_YOUR GOAL_
Skip the pictures and extract all of the lines exactly as written.

_RECORDS SHOWN_
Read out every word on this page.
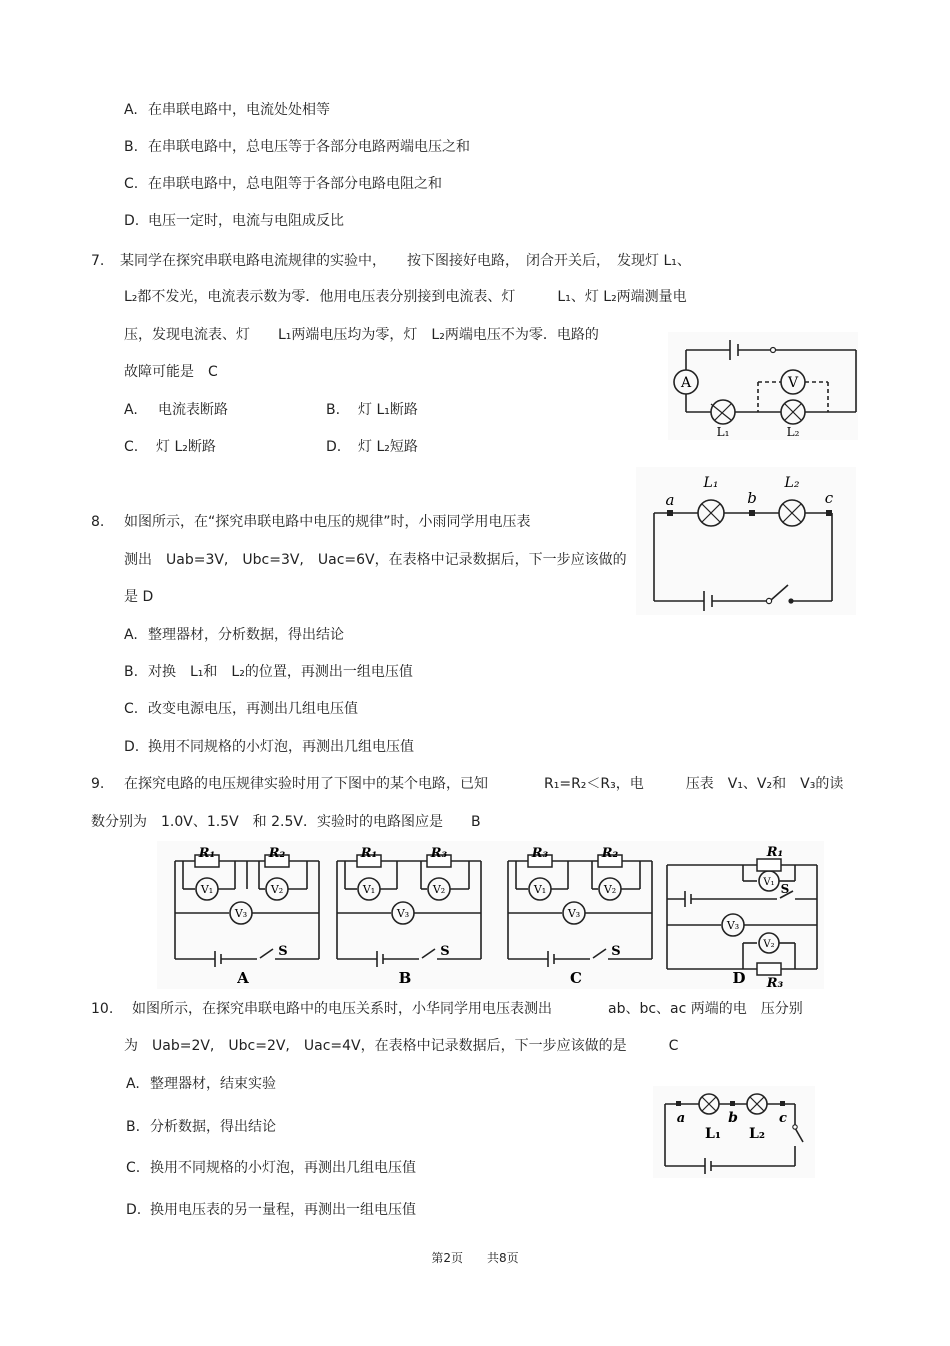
A. 在串联电路中，电流处处相等
B. 在串联电路中，总电压等于各部分电路两端电压之和
C. 在串联电路中，总电阻等于各部分电路电阻之和
D. 电压一定时，电流与电阻成反比
7. 某同学在探究串联电路电流规律的实验中，　　按下图接好电路，　闭合开关后，　发现灯 L₁、
L₂都不发光，电流表示数为零．他用电压表分别接到电流表、灯　　　L₁、灯 L₂两端测量电
压，发现电流表、灯　　L₁两端电压均为零，灯　L₂两端电压不为零．电路的
故障可能是　C
A. 电流表断路	B. 灯 L₁断路
C. 灯 L₂断路	D. 灯 L₂短路
A	V
L₁	L₂
8. 如图所示，在“探究串联电路中电压的规律”时，小雨同学用电压表
测出　Uab=3V,　Ubc=3V,　Uac=6V，在表格中记录数据后，下一步应该做的
是 D
A. 整理器材，分析数据，得出结论
B. 对换　L₁和　L₂的位置，再测出一组电压值
C. 改变电源电压，再测出几组电压值
D. 换用不同规格的小灯泡，再测出几组电压值
a	b	c
L₁	L₂
9. 在探究电路的电压规律实验时用了下图中的某个电路，已知　　　　R₁=R₂＜R₃，电　　　压表　V₁、V₂和　V₃的读
数分别为　1.0V、1.5V　和 2.5V．实验时的电路图应是　　B
R₁	R₂
V₁	V₂
V₃
S
A
R₁	R₃
V₁	V₂
V₃
S
B
R₃	R₂
V₁	V₂
V₃
S
C
R₁
R₃
V₁
V₃
V₂
S
D
10. 如图所示，在探究串联电路中的电压关系时，小华同学用电压表测出　　　　ab、bc、ac 两端的电　压分别
为　Uab=2V,　Ubc=2V,　Uac=4V，在表格中记录数据后，下一步应该做的是　　　C
A. 整理器材，结束实验
B. 分析数据，得出结论
C. 换用不同规格的小灯泡，再测出几组电压值
D. 换用电压表的另一量程，再测出一组电压值
a	b	c
L₁ L₂
第2页　　共8页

_RESULT_
Read out every word on this page.
A. 在串联电路中，电流处处相等
B. 在串联电路中，总电压等于各部分电路两端电压之和
C. 在串联电路中，总电阻等于各部分电路电阻之和
D. 电压一定时，电流与电阻成反比
7. 某同学在探究串联电路电流规律的实验中，　　按下图接好电路，　闭合开关后，　发现灯 L₁、
L₂都不发光，电流表示数为零．他用电压表分别接到电流表、灯　　　L₁、灯 L₂两端测量电
压，发现电流表、灯　　L₁两端电压均为零，灯　L₂两端电压不为零．电路的
故障可能是　C
A. 电流表断路	B. 灯 L₁断路
C. 灯 L₂断路	D. 灯 L₂短路
A	V
L₁	L₂
8. 如图所示，在“探究串联电路中电压的规律”时，小雨同学用电压表
测出　Uab=3V,　Ubc=3V,　Uac=6V，在表格中记录数据后，下一步应该做的
是 D
A. 整理器材，分析数据，得出结论
B. 对换　L₁和　L₂的位置，再测出一组电压值
C. 改变电源电压，再测出几组电压值
D. 换用不同规格的小灯泡，再测出几组电压值
a	b	c
L₁	L₂
9. 在探究电路的电压规律实验时用了下图中的某个电路，已知　　　　R₁=R₂＜R₃，电　　　压表　V₁、V₂和　V₃的读
数分别为　1.0V、1.5V　和 2.5V．实验时的电路图应是　　B
R₁	R₂
V₁	V₂
V₃
S
A
R₁	R₃
V₁	V₂
V₃
S
B
R₃	R₂
V₁	V₂
V₃
S
C
R₁
R₃
V₁
V₃
V₂
S
D
10. 如图所示，在探究串联电路中的电压关系时，小华同学用电压表测出　　　　ab、bc、ac 两端的电　压分别
为　Uab=2V,　Ubc=2V,　Uac=4V，在表格中记录数据后，下一步应该做的是　　　C
A. 整理器材，结束实验
B. 分析数据，得出结论
C. 换用不同规格的小灯泡，再测出几组电压值
D. 换用电压表的另一量程，再测出一组电压值
a	b	c
L₁ L₂
第2页　　共8页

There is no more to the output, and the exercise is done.